◆ TASK STATEMENT ◆
Pick out every line in the entries below that contains the string "header", matching case exactly, and copy each such line in full.

◆ EXTRACTED ENTRIES ◆
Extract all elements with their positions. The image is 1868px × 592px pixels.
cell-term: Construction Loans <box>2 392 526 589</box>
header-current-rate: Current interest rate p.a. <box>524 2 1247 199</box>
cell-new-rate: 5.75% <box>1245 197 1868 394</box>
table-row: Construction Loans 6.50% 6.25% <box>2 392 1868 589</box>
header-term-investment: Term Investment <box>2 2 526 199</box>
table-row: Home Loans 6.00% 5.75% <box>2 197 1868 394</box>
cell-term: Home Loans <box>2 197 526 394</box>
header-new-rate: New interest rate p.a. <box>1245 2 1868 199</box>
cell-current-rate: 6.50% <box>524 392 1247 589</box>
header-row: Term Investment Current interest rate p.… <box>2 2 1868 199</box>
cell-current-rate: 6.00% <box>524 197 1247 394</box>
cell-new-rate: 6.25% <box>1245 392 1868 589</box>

◆ RESULT OF THIS TASK ◆
header-current-rate: Current interest rate p.a. <box>524 2 1247 199</box>
header-term-investment: Term Investment <box>2 2 526 199</box>
header-new-rate: New interest rate p.a. <box>1245 2 1868 199</box>
header-row: Term Investment Current interest rate p.… <box>2 2 1868 199</box>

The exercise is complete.